-- Begin --
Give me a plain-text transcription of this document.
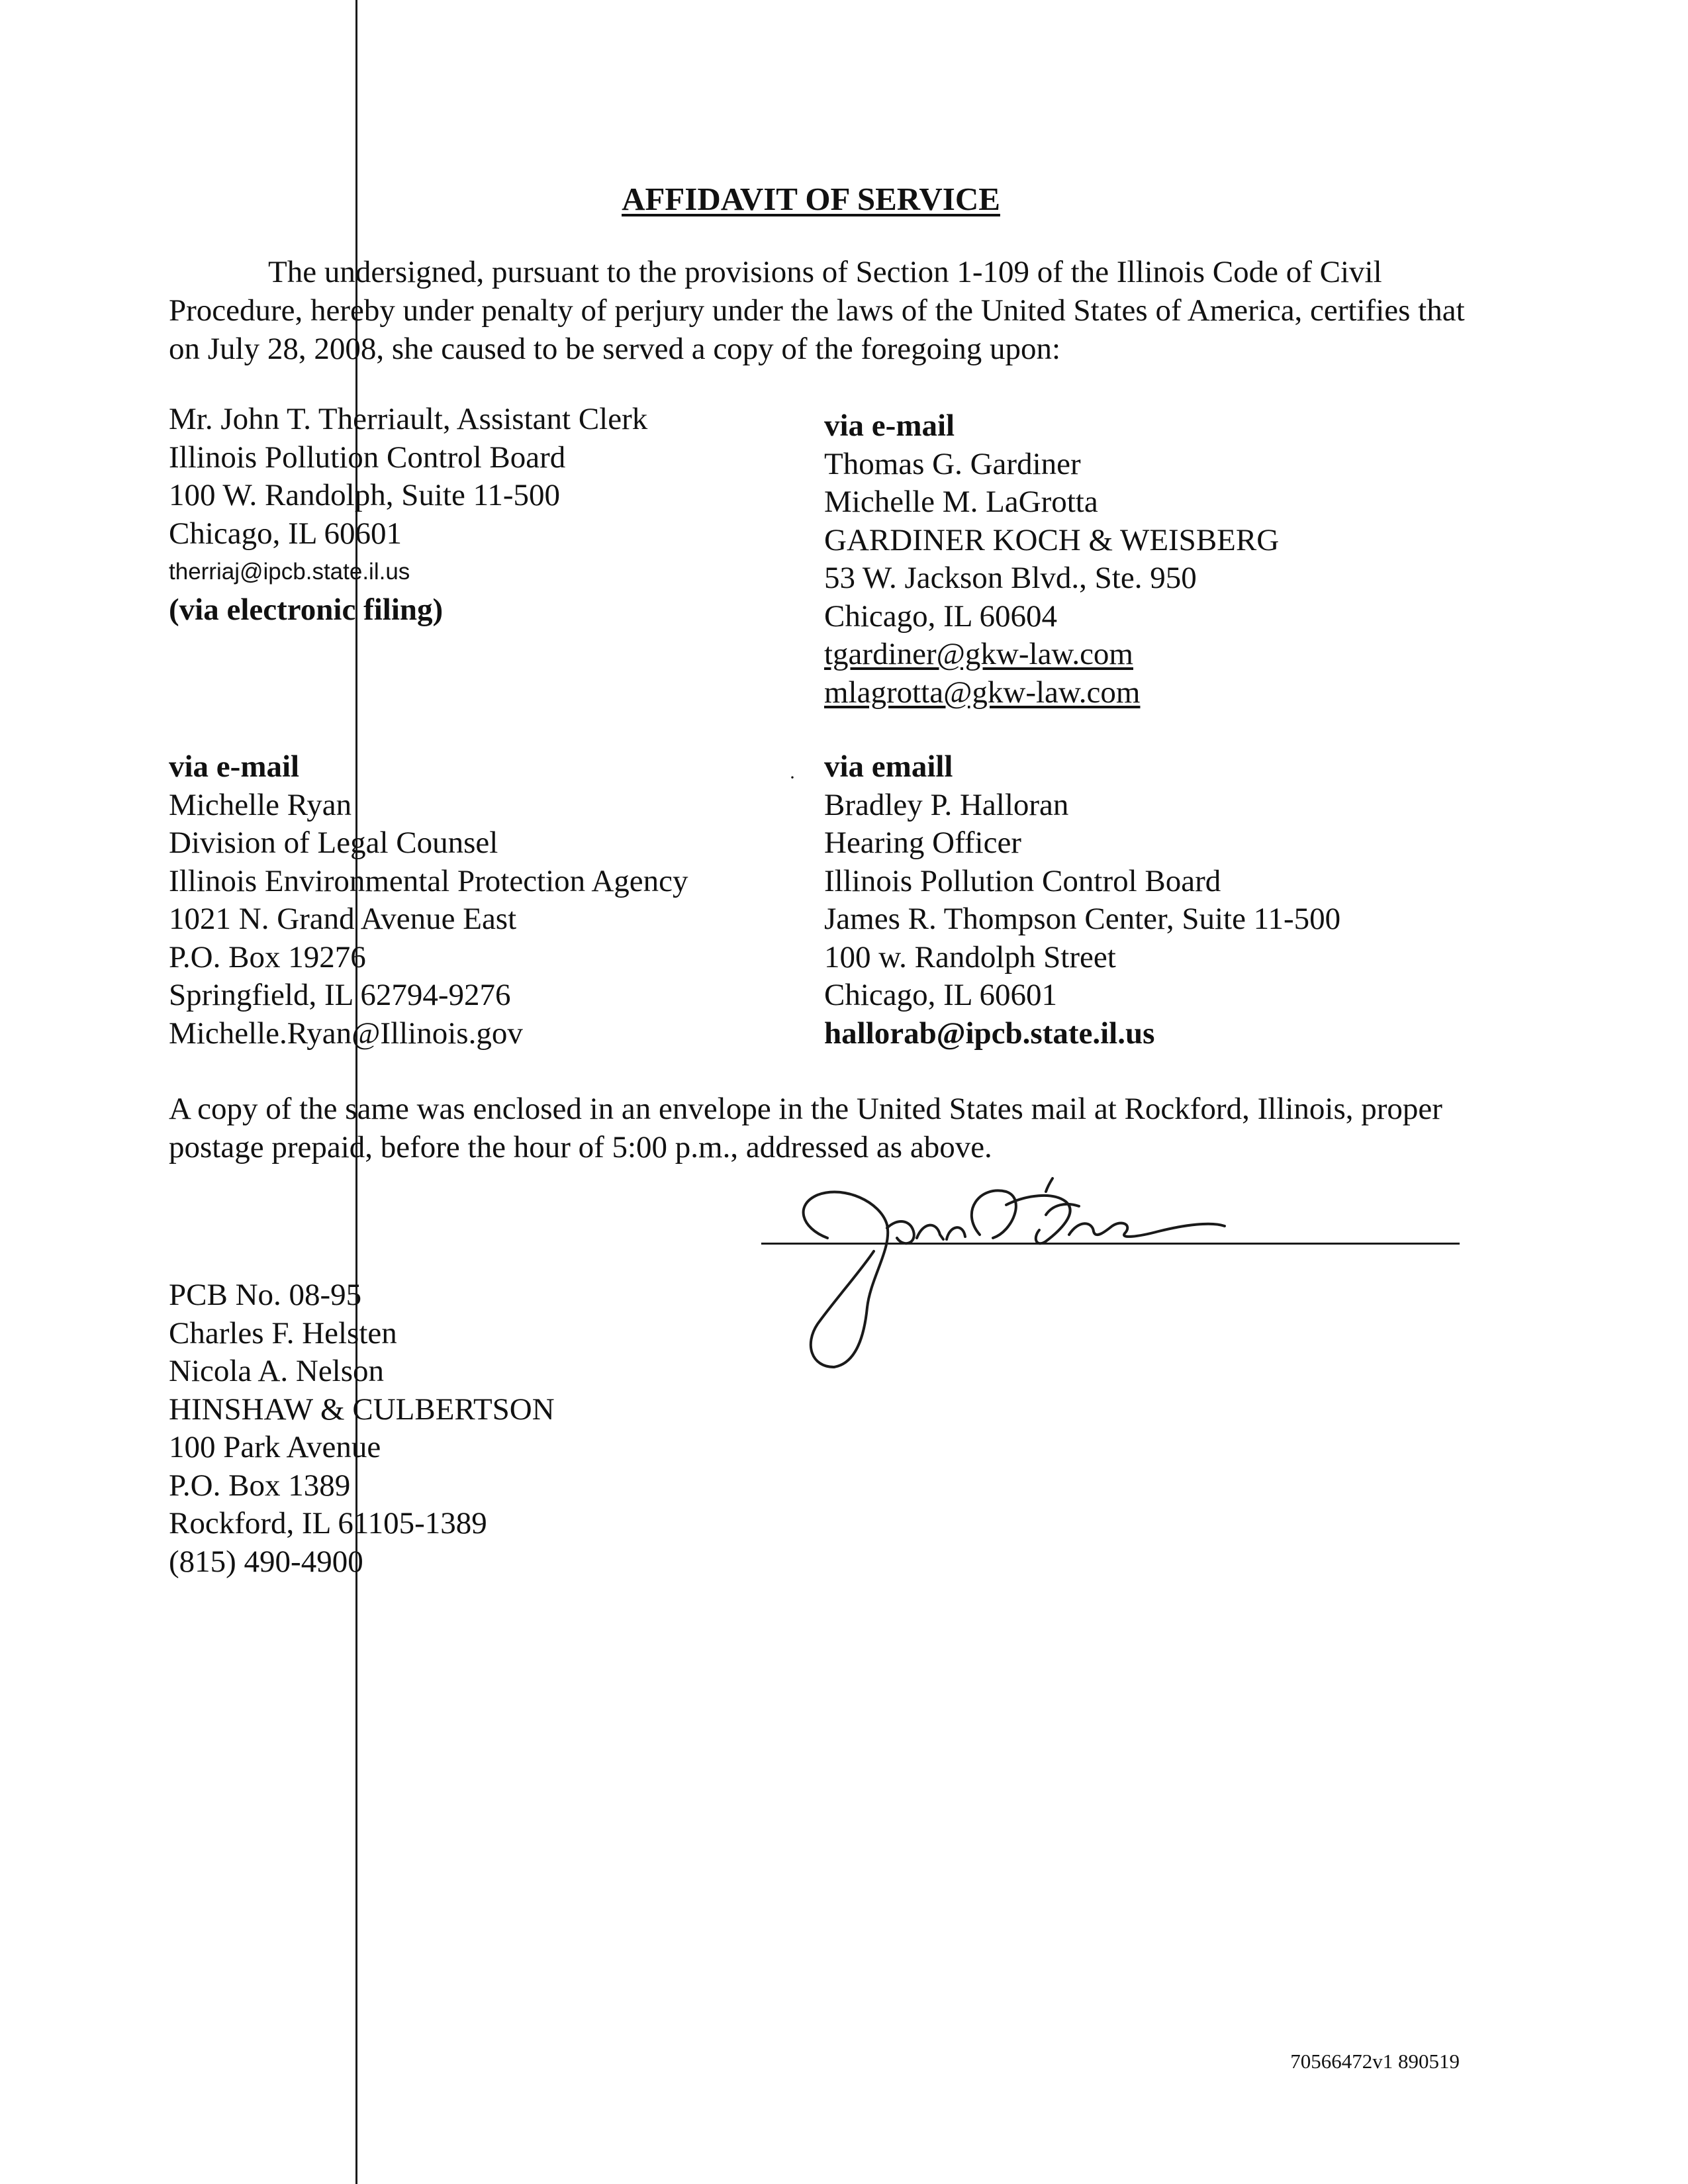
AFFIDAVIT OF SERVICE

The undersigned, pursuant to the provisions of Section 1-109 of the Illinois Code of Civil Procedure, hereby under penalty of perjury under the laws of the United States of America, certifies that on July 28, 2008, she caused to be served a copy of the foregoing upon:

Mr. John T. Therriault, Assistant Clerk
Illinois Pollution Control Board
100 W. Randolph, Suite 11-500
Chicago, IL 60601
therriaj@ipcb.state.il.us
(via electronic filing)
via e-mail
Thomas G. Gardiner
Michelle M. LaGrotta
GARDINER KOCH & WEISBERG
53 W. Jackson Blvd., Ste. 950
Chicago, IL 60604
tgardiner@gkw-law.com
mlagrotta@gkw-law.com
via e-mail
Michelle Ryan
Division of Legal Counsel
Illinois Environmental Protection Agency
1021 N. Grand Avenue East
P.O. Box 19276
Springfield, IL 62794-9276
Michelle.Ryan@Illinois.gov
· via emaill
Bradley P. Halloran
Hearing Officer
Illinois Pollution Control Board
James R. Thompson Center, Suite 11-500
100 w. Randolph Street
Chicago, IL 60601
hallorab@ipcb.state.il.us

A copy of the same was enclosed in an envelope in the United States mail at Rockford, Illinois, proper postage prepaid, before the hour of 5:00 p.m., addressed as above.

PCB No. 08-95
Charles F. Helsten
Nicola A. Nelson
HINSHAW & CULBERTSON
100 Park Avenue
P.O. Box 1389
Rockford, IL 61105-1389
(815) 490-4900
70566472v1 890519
-- End --
- **Exercise directions**: Reproduce the entries exactly. Do not carry over any picture.

- **Expected output**:
Give me a plain-text transcription of this document.
AFFIDAVIT OF SERVICE

The undersigned, pursuant to the provisions of Section 1-109 of the Illinois Code of Civil Procedure, hereby under penalty of perjury under the laws of the United States of America, certifies that on July 28, 2008, she caused to be served a copy of the foregoing upon:

Mr. John T. Therriault, Assistant Clerk
Illinois Pollution Control Board
100 W. Randolph, Suite 11-500
Chicago, IL 60601
therriaj@ipcb.state.il.us
(via electronic filing)
via e-mail
Thomas G. Gardiner
Michelle M. LaGrotta
GARDINER KOCH & WEISBERG
53 W. Jackson Blvd., Ste. 950
Chicago, IL 60604
tgardiner@gkw-law.com
mlagrotta@gkw-law.com
via e-mail
Michelle Ryan
Division of Legal Counsel
Illinois Environmental Protection Agency
1021 N. Grand Avenue East
P.O. Box 19276
Springfield, IL 62794-9276
Michelle.Ryan@Illinois.gov
· via emaill
Bradley P. Halloran
Hearing Officer
Illinois Pollution Control Board
James R. Thompson Center, Suite 11-500
100 w. Randolph Street
Chicago, IL 60601
hallorab@ipcb.state.il.us

A copy of the same was enclosed in an envelope in the United States mail at Rockford, Illinois, proper postage prepaid, before the hour of 5:00 p.m., addressed as above.

PCB No. 08-95
Charles F. Helsten
Nicola A. Nelson
HINSHAW & CULBERTSON
100 Park Avenue
P.O. Box 1389
Rockford, IL 61105-1389
(815) 490-4900
70566472v1 890519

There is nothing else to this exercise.